• Task material:
==================================================

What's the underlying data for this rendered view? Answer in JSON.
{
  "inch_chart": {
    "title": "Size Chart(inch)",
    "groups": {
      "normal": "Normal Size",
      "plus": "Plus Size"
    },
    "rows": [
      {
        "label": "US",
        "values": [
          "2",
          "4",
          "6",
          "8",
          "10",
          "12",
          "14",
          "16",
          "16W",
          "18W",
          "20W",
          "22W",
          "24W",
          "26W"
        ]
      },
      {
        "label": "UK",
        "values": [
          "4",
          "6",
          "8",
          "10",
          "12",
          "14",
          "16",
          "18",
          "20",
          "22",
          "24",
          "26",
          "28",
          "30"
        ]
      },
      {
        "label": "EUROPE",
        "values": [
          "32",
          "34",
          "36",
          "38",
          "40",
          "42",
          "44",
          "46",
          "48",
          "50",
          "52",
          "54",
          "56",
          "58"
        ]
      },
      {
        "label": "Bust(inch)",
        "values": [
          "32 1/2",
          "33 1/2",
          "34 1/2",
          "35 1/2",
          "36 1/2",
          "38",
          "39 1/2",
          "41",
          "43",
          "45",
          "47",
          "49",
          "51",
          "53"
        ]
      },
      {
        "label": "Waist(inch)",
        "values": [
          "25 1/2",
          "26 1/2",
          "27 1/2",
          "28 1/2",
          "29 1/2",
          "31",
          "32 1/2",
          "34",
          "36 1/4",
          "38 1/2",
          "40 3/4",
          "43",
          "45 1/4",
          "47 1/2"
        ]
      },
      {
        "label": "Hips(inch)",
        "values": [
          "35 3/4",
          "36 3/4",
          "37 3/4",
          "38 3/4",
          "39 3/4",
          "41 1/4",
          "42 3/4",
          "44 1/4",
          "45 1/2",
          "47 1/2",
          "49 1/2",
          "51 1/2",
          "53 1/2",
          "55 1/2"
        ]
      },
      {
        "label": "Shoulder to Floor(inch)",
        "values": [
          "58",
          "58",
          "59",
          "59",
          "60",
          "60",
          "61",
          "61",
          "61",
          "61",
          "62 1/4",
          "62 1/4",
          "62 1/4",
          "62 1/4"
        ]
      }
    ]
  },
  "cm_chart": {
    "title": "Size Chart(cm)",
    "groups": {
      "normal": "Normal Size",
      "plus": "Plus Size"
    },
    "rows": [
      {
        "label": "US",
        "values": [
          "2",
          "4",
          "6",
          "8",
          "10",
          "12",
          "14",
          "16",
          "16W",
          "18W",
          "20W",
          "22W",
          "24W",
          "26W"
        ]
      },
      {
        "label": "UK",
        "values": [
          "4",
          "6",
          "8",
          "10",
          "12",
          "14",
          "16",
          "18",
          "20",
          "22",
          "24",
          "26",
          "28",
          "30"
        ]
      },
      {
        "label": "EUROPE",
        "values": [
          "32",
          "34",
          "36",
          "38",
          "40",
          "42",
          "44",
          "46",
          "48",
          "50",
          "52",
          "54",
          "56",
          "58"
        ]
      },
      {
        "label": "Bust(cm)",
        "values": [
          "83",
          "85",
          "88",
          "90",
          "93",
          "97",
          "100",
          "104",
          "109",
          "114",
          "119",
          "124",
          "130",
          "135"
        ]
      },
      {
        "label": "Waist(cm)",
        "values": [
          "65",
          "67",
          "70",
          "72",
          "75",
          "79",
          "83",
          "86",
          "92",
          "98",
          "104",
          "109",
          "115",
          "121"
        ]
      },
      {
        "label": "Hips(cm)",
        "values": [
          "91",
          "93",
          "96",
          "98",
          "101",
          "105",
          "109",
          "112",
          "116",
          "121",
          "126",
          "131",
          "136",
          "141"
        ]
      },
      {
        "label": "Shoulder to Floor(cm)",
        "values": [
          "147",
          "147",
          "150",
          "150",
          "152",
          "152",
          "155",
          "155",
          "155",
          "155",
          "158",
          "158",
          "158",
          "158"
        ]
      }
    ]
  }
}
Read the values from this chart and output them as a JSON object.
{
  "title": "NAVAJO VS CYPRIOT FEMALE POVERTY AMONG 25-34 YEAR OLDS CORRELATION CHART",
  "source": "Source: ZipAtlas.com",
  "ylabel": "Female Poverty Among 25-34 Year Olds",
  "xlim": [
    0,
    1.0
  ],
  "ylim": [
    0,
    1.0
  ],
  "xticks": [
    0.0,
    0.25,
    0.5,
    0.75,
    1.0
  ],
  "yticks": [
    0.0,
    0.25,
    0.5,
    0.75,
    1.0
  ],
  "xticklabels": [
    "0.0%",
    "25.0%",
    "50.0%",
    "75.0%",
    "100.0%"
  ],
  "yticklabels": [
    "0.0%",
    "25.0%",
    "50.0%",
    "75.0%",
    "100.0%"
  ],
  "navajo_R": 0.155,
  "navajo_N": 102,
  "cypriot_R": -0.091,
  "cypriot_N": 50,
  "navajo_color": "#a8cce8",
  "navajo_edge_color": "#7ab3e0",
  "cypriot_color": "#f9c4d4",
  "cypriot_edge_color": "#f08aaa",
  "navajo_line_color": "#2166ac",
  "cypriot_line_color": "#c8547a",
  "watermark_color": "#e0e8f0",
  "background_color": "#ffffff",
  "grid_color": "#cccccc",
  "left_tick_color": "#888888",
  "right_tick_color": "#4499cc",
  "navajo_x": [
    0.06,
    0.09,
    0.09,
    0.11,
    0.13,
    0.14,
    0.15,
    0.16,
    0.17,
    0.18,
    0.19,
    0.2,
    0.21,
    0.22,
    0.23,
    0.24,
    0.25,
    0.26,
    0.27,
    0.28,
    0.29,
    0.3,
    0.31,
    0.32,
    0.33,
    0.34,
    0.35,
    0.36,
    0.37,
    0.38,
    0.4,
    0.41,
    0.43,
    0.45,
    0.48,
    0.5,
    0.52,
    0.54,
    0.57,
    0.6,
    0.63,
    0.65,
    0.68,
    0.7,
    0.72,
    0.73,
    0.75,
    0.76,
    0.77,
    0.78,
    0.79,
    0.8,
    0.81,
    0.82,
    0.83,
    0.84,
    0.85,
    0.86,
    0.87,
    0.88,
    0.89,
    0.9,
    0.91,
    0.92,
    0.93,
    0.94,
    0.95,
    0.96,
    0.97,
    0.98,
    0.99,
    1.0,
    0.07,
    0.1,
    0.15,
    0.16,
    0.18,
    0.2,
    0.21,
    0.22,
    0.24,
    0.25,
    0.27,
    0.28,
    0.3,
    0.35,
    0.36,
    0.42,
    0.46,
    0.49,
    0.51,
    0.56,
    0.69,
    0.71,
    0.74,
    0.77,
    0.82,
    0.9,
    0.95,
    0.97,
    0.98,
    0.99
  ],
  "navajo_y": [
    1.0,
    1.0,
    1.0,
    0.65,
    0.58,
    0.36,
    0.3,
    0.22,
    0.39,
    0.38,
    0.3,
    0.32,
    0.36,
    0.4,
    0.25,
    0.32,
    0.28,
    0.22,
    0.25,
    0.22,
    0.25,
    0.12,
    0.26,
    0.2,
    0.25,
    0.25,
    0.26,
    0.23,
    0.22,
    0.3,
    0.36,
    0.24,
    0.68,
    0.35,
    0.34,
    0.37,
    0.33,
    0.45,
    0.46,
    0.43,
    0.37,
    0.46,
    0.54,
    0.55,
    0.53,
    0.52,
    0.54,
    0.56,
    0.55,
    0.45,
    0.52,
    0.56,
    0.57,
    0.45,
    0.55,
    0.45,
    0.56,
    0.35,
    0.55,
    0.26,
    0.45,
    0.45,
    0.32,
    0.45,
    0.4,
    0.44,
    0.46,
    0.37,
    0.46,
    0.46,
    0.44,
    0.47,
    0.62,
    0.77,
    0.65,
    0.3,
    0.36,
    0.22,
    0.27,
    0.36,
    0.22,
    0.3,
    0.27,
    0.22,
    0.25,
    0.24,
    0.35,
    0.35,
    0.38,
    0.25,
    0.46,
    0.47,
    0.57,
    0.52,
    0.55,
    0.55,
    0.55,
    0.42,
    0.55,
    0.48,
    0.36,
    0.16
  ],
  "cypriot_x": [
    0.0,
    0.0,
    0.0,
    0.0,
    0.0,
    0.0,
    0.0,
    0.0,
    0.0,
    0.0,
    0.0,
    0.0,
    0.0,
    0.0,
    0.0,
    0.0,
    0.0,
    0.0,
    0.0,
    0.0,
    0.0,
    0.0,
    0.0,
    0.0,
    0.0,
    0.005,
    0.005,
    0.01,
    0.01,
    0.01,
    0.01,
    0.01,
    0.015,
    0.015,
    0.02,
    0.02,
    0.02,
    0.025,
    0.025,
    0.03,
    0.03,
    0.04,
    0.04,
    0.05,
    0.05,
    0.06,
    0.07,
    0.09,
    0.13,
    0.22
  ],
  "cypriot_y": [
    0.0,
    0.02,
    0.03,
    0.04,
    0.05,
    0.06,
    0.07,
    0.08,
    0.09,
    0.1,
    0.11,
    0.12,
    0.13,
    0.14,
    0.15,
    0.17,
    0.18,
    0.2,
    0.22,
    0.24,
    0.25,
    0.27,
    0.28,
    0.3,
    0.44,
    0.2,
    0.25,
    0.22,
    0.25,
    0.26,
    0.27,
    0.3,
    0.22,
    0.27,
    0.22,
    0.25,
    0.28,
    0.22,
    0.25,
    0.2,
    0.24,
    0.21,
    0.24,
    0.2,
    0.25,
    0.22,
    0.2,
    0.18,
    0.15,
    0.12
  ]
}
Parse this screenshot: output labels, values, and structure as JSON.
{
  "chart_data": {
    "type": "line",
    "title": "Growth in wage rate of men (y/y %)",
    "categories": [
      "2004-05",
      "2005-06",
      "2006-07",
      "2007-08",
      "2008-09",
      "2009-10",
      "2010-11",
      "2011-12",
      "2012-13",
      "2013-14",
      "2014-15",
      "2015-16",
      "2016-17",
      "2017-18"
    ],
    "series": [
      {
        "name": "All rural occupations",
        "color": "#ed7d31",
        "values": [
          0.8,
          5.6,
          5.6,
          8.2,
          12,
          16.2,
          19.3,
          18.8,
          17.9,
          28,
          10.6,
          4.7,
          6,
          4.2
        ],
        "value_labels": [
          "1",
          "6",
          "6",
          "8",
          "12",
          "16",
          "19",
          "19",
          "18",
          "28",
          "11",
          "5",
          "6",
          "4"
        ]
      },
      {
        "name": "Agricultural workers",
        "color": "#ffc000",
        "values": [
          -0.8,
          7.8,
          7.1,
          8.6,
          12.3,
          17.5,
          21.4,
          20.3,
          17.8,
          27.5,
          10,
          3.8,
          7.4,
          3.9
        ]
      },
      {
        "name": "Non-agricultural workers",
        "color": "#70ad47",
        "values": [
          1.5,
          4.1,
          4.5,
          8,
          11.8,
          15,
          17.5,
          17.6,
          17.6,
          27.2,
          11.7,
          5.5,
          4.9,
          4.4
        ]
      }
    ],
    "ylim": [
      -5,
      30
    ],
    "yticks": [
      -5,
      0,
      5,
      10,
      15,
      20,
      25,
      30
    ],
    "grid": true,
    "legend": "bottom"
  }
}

==================================================

• Exercise goal:
Set down exactly what runs from the line with "Parse this screenshot: output" to the last line of the data above, including both of those lines and no others.

• Solution for this exercise:
Parse this screenshot: output labels, values, and structure as JSON.
{
  "chart_data": {
    "type": "line",
    "title": "Growth in wage rate of men (y/y %)",
    "categories": [
      "2004-05",
      "2005-06",
      "2006-07",
      "2007-08",
      "2008-09",
      "2009-10",
      "2010-11",
      "2011-12",
      "2012-13",
      "2013-14",
      "2014-15",
      "2015-16",
      "2016-17",
      "2017-18"
    ],
    "series": [
      {
        "name": "All rural occupations",
        "color": "#ed7d31",
        "values": [
          0.8,
          5.6,
          5.6,
          8.2,
          12,
          16.2,
          19.3,
          18.8,
          17.9,
          28,
          10.6,
          4.7,
          6,
          4.2
        ],
        "value_labels": [
          "1",
          "6",
          "6",
          "8",
          "12",
          "16",
          "19",
          "19",
          "18",
          "28",
          "11",
          "5",
          "6",
          "4"
        ]
      },
      {
        "name": "Agricultural workers",
        "color": "#ffc000",
        "values": [
          -0.8,
          7.8,
          7.1,
          8.6,
          12.3,
          17.5,
          21.4,
          20.3,
          17.8,
          27.5,
          10,
          3.8,
          7.4,
          3.9
        ]
      },
      {
        "name": "Non-agricultural workers",
        "color": "#70ad47",
        "values": [
          1.5,
          4.1,
          4.5,
          8,
          11.8,
          15,
          17.5,
          17.6,
          17.6,
          27.2,
          11.7,
          5.5,
          4.9,
          4.4
        ]
      }
    ],
    "ylim": [
      -5,
      30
    ],
    "yticks": [
      -5,
      0,
      5,
      10,
      15,
      20,
      25,
      30
    ],
    "grid": true,
    "legend": "bottom"
  }
}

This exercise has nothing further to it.